→ **Task statement**:
Extract the full set of records that follows, word for word.

====== Provided records

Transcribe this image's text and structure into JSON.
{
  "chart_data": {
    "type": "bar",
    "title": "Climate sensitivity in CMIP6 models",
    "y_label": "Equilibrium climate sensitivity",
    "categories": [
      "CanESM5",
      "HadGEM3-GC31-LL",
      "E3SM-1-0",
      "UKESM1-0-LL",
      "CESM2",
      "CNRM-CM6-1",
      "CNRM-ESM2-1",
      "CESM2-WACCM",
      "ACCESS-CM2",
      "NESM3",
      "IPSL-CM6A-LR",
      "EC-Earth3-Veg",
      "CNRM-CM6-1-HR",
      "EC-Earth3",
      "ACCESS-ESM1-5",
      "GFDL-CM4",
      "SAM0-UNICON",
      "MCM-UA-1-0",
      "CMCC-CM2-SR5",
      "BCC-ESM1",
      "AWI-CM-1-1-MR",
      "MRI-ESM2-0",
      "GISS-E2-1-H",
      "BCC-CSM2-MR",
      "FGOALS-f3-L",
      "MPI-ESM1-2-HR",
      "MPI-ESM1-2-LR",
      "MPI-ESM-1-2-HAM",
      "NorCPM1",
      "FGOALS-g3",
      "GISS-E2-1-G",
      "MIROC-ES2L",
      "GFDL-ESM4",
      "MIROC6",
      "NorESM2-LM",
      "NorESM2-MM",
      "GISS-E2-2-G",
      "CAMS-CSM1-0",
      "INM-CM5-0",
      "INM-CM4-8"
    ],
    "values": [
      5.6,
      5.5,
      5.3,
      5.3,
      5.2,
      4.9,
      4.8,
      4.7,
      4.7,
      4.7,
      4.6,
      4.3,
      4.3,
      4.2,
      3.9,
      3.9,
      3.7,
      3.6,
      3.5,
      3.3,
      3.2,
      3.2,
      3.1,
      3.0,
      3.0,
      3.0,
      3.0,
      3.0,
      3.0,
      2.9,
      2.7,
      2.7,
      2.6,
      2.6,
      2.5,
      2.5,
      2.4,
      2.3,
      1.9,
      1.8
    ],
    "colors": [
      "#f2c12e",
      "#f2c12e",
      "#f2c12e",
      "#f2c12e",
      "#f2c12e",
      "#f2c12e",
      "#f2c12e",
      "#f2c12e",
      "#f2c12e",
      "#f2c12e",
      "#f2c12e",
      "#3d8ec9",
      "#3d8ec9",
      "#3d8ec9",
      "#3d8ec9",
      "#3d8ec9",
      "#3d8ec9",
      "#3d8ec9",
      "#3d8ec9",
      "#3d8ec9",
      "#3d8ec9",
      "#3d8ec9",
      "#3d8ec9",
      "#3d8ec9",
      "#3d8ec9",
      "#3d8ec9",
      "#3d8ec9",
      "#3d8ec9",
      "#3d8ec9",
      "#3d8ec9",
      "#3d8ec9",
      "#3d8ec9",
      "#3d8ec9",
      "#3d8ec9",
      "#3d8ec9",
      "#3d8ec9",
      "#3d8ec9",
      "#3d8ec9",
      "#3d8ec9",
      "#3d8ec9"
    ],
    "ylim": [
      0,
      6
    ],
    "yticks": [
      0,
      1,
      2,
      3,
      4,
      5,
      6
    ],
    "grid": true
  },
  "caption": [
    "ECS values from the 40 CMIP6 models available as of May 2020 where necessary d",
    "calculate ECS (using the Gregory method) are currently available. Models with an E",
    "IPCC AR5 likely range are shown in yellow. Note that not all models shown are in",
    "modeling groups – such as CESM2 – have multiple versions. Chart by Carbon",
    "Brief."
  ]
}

============

→ **Exercise response**:
Transcribe this image's text and structure into JSON.
{
  "chart_data": {
    "type": "bar",
    "title": "Climate sensitivity in CMIP6 models",
    "y_label": "Equilibrium climate sensitivity",
    "categories": [
      "CanESM5",
      "HadGEM3-GC31-LL",
      "E3SM-1-0",
      "UKESM1-0-LL",
      "CESM2",
      "CNRM-CM6-1",
      "CNRM-ESM2-1",
      "CESM2-WACCM",
      "ACCESS-CM2",
      "NESM3",
      "IPSL-CM6A-LR",
      "EC-Earth3-Veg",
      "CNRM-CM6-1-HR",
      "EC-Earth3",
      "ACCESS-ESM1-5",
      "GFDL-CM4",
      "SAM0-UNICON",
      "MCM-UA-1-0",
      "CMCC-CM2-SR5",
      "BCC-ESM1",
      "AWI-CM-1-1-MR",
      "MRI-ESM2-0",
      "GISS-E2-1-H",
      "BCC-CSM2-MR",
      "FGOALS-f3-L",
      "MPI-ESM1-2-HR",
      "MPI-ESM1-2-LR",
      "MPI-ESM-1-2-HAM",
      "NorCPM1",
      "FGOALS-g3",
      "GISS-E2-1-G",
      "MIROC-ES2L",
      "GFDL-ESM4",
      "MIROC6",
      "NorESM2-LM",
      "NorESM2-MM",
      "GISS-E2-2-G",
      "CAMS-CSM1-0",
      "INM-CM5-0",
      "INM-CM4-8"
    ],
    "values": [
      5.6,
      5.5,
      5.3,
      5.3,
      5.2,
      4.9,
      4.8,
      4.7,
      4.7,
      4.7,
      4.6,
      4.3,
      4.3,
      4.2,
      3.9,
      3.9,
      3.7,
      3.6,
      3.5,
      3.3,
      3.2,
      3.2,
      3.1,
      3.0,
      3.0,
      3.0,
      3.0,
      3.0,
      3.0,
      2.9,
      2.7,
      2.7,
      2.6,
      2.6,
      2.5,
      2.5,
      2.4,
      2.3,
      1.9,
      1.8
    ],
    "colors": [
      "#f2c12e",
      "#f2c12e",
      "#f2c12e",
      "#f2c12e",
      "#f2c12e",
      "#f2c12e",
      "#f2c12e",
      "#f2c12e",
      "#f2c12e",
      "#f2c12e",
      "#f2c12e",
      "#3d8ec9",
      "#3d8ec9",
      "#3d8ec9",
      "#3d8ec9",
      "#3d8ec9",
      "#3d8ec9",
      "#3d8ec9",
      "#3d8ec9",
      "#3d8ec9",
      "#3d8ec9",
      "#3d8ec9",
      "#3d8ec9",
      "#3d8ec9",
      "#3d8ec9",
      "#3d8ec9",
      "#3d8ec9",
      "#3d8ec9",
      "#3d8ec9",
      "#3d8ec9",
      "#3d8ec9",
      "#3d8ec9",
      "#3d8ec9",
      "#3d8ec9",
      "#3d8ec9",
      "#3d8ec9",
      "#3d8ec9",
      "#3d8ec9",
      "#3d8ec9",
      "#3d8ec9"
    ],
    "ylim": [
      0,
      6
    ],
    "yticks": [
      0,
      1,
      2,
      3,
      4,
      5,
      6
    ],
    "grid": true
  },
  "caption": [
    "ECS values from the 40 CMIP6 models available as of May 2020 where necessary d",
    "calculate ECS (using the Gregory method) are currently available. Models with an E",
    "IPCC AR5 likely range are shown in yellow. Note that not all models shown are in",
    "modeling groups – such as CESM2 – have multiple versions. Chart by Carbon",
    "Brief."
  ]
}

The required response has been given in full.